It costs to separate the H2 any way you do it. Electricity is one of the cheapest and easiest ways. Same way as rhe fake panic over charging EVs, at night when peak use is down. And behind dams where the water already is. Or with wind that also blows at night,, tidal and geothermal and solar on sunny days.

Only a couple years ago green electrical production also was 'too expensive', it sure isn't now. We use what we have, we solve the problems that come up. We don't bow to vested interests to influence what must be done.
Just think, a fuel cell that delivers tha power in your car eliminates any range anxiety about going CO2 free, But it then will face the ire of battery companies too.

Take the water. Electrolyse the water. release the oxygen into the air. Burn the hydrogen ebacki as water vapor, it rains back down, fills the dam to start it again. Perfect renewable and sustainable  cycle.

Task 1. Render the records as a numbered list with blank lines left out, from their first line through the line containing "reference-coord-select[interactable]: View ▾", both ends included.

Task inputs.
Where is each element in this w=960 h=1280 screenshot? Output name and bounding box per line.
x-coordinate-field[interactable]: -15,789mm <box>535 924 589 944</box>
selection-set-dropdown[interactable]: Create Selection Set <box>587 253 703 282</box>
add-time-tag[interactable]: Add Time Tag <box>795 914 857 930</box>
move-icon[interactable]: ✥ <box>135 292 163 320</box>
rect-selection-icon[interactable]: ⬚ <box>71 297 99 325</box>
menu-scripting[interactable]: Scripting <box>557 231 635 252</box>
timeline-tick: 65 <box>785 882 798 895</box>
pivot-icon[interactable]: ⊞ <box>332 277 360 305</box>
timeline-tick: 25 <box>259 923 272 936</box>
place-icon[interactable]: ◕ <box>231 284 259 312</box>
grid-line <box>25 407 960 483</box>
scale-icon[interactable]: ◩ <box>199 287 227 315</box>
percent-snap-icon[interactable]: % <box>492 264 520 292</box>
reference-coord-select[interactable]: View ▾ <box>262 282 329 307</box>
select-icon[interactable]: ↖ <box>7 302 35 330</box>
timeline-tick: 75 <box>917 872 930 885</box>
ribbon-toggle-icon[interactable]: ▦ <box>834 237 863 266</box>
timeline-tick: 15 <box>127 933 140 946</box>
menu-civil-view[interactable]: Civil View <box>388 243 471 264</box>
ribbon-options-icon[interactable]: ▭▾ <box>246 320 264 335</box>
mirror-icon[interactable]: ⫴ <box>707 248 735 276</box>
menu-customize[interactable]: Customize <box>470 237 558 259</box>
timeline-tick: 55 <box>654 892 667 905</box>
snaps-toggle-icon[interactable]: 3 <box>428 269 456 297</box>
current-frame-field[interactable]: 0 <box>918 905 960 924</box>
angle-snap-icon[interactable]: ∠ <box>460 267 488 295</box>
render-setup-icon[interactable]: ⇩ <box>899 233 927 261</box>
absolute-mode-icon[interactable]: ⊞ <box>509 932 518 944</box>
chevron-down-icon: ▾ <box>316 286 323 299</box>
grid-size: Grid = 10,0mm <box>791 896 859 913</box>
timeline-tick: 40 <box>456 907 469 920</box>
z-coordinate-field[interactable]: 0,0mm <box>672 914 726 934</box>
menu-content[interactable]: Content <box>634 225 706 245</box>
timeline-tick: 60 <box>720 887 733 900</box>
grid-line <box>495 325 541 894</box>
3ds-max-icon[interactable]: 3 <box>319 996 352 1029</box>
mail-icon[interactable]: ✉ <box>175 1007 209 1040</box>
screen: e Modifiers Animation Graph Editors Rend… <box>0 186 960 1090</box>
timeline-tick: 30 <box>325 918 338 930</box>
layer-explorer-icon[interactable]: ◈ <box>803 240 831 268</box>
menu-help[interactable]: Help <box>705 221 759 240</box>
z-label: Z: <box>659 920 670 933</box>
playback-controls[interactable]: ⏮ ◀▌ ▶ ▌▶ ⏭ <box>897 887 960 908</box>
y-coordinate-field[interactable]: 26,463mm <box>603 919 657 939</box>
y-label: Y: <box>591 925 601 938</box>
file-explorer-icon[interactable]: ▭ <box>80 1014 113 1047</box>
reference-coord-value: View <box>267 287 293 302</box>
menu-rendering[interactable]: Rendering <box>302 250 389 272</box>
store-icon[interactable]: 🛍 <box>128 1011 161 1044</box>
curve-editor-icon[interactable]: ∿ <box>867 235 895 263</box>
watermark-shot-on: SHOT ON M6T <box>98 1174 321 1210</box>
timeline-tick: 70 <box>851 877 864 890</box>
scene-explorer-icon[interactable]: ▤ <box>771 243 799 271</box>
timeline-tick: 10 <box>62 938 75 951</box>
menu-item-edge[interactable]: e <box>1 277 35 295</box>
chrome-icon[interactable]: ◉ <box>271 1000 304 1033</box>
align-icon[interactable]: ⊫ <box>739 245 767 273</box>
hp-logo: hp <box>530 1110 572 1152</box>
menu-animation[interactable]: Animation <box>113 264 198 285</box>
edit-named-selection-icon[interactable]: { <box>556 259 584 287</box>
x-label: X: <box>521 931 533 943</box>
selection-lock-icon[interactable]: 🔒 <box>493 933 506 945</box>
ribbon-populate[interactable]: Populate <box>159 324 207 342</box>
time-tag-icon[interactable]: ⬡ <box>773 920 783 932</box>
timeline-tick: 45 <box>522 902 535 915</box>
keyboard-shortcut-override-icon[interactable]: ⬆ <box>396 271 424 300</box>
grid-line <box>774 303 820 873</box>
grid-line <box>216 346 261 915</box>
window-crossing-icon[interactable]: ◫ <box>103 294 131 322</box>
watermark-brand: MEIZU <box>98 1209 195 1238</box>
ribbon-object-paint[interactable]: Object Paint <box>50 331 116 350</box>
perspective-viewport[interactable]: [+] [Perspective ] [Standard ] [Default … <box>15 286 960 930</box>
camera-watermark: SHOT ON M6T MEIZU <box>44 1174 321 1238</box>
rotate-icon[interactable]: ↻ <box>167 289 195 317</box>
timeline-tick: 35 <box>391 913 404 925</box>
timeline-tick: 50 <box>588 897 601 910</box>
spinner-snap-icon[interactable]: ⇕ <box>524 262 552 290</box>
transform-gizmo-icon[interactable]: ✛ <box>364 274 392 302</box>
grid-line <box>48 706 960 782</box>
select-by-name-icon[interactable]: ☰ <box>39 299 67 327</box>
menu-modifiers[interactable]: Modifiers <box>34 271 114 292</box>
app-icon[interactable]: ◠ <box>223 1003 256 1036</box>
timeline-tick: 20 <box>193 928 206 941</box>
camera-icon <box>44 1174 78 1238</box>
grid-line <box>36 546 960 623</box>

Task 2.
Answer these questions from the comment on hydrogen:
(a) What does the comment say to do with the oxygen after electrolysing the water?
(b) According to the comment, what does a fuel cell delivering the power in a car eliminate?
(c) What does the comment say green electrical production was considered only a couple years ago?

Correct output 1.
1. Where is each element in this w=960 h=1280 screenshot? Output name and bounding box per line.
2. x-coordinate-field[interactable]: -15,789mm <box>535 924 589 944</box>
3. selection-set-dropdown[interactable]: Create Selection Set <box>587 253 703 282</box>
4. add-time-tag[interactable]: Add Time Tag <box>795 914 857 930</box>
5. move-icon[interactable]: ✥ <box>135 292 163 320</box>
6. rect-selection-icon[interactable]: ⬚ <box>71 297 99 325</box>
7. menu-scripting[interactable]: Scripting <box>557 231 635 252</box>
8. timeline-tick: 65 <box>785 882 798 895</box>
9. pivot-icon[interactable]: ⊞ <box>332 277 360 305</box>
10. timeline-tick: 25 <box>259 923 272 936</box>
11. place-icon[interactable]: ◕ <box>231 284 259 312</box>
12. grid-line <box>25 407 960 483</box>
13. scale-icon[interactable]: ◩ <box>199 287 227 315</box>
14. percent-snap-icon[interactable]: % <box>492 264 520 292</box>
15. reference-coord-select[interactable]: View ▾ <box>262 282 329 307</box>

Correct output 2.
(a) Release it into the air.
(b) Any range anxiety about going CO2 free.
(c) Too expensive.